Given problem
Your task is to print the material below exactly as presented.

Supplied data
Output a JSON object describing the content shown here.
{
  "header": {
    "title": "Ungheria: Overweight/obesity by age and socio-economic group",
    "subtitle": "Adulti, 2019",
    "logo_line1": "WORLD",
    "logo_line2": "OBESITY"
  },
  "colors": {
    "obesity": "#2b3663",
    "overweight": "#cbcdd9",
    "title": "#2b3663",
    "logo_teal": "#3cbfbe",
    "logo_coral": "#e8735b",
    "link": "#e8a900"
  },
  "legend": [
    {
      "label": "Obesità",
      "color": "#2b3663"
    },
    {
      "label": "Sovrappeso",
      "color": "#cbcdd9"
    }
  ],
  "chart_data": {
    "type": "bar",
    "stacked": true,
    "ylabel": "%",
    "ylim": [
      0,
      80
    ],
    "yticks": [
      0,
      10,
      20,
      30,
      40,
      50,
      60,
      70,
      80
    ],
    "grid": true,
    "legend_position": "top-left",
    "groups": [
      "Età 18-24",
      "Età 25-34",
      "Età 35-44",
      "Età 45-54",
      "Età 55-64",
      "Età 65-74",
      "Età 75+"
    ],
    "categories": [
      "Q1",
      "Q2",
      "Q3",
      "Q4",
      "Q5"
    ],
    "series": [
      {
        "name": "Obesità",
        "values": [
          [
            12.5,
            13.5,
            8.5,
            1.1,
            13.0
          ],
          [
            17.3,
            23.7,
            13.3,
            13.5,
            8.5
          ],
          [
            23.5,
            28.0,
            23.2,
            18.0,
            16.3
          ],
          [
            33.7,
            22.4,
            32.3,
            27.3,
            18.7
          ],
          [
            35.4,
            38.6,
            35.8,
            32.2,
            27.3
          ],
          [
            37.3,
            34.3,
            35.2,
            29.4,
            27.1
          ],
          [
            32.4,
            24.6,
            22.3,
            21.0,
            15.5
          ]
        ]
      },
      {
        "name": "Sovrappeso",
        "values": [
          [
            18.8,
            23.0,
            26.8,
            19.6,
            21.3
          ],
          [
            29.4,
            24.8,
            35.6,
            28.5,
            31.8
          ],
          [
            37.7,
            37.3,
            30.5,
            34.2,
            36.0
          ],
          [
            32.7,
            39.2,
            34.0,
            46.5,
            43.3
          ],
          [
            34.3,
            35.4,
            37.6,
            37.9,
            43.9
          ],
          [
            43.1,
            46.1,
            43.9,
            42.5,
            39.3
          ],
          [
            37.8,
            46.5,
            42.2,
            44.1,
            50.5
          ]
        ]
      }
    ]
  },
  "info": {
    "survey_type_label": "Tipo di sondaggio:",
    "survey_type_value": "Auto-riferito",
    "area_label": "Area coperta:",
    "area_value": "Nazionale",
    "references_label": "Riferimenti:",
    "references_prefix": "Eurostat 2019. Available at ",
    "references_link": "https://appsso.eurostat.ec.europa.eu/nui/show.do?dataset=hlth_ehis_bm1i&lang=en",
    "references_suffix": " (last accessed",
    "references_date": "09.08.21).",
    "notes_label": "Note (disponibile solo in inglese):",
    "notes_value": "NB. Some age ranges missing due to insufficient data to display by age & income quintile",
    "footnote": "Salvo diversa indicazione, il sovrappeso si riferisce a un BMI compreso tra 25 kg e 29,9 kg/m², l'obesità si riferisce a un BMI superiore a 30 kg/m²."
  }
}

The completed task
Output a JSON object describing the content shown here.
{
  "header": {
    "title": "Ungheria: Overweight/obesity by age and socio-economic group",
    "subtitle": "Adulti, 2019",
    "logo_line1": "WORLD",
    "logo_line2": "OBESITY"
  },
  "colors": {
    "obesity": "#2b3663",
    "overweight": "#cbcdd9",
    "title": "#2b3663",
    "logo_teal": "#3cbfbe",
    "logo_coral": "#e8735b",
    "link": "#e8a900"
  },
  "legend": [
    {
      "label": "Obesità",
      "color": "#2b3663"
    },
    {
      "label": "Sovrappeso",
      "color": "#cbcdd9"
    }
  ],
  "chart_data": {
    "type": "bar",
    "stacked": true,
    "ylabel": "%",
    "ylim": [
      0,
      80
    ],
    "yticks": [
      0,
      10,
      20,
      30,
      40,
      50,
      60,
      70,
      80
    ],
    "grid": true,
    "legend_position": "top-left",
    "groups": [
      "Età 18-24",
      "Età 25-34",
      "Età 35-44",
      "Età 45-54",
      "Età 55-64",
      "Età 65-74",
      "Età 75+"
    ],
    "categories": [
      "Q1",
      "Q2",
      "Q3",
      "Q4",
      "Q5"
    ],
    "series": [
      {
        "name": "Obesità",
        "values": [
          [
            12.5,
            13.5,
            8.5,
            1.1,
            13.0
          ],
          [
            17.3,
            23.7,
            13.3,
            13.5,
            8.5
          ],
          [
            23.5,
            28.0,
            23.2,
            18.0,
            16.3
          ],
          [
            33.7,
            22.4,
            32.3,
            27.3,
            18.7
          ],
          [
            35.4,
            38.6,
            35.8,
            32.2,
            27.3
          ],
          [
            37.3,
            34.3,
            35.2,
            29.4,
            27.1
          ],
          [
            32.4,
            24.6,
            22.3,
            21.0,
            15.5
          ]
        ]
      },
      {
        "name": "Sovrappeso",
        "values": [
          [
            18.8,
            23.0,
            26.8,
            19.6,
            21.3
          ],
          [
            29.4,
            24.8,
            35.6,
            28.5,
            31.8
          ],
          [
            37.7,
            37.3,
            30.5,
            34.2,
            36.0
          ],
          [
            32.7,
            39.2,
            34.0,
            46.5,
            43.3
          ],
          [
            34.3,
            35.4,
            37.6,
            37.9,
            43.9
          ],
          [
            43.1,
            46.1,
            43.9,
            42.5,
            39.3
          ],
          [
            37.8,
            46.5,
            42.2,
            44.1,
            50.5
          ]
        ]
      }
    ]
  },
  "info": {
    "survey_type_label": "Tipo di sondaggio:",
    "survey_type_value": "Auto-riferito",
    "area_label": "Area coperta:",
    "area_value": "Nazionale",
    "references_label": "Riferimenti:",
    "references_prefix": "Eurostat 2019. Available at ",
    "references_link": "https://appsso.eurostat.ec.europa.eu/nui/show.do?dataset=hlth_ehis_bm1i&lang=en",
    "references_suffix": " (last accessed",
    "references_date": "09.08.21).",
    "notes_label": "Note (disponibile solo in inglese):",
    "notes_value": "NB. Some age ranges missing due to insufficient data to display by age & income quintile",
    "footnote": "Salvo diversa indicazione, il sovrappeso si riferisce a un BMI compreso tra 25 kg e 29,9 kg/m², l'obesità si riferisce a un BMI superiore a 30 kg/m²."
  }
}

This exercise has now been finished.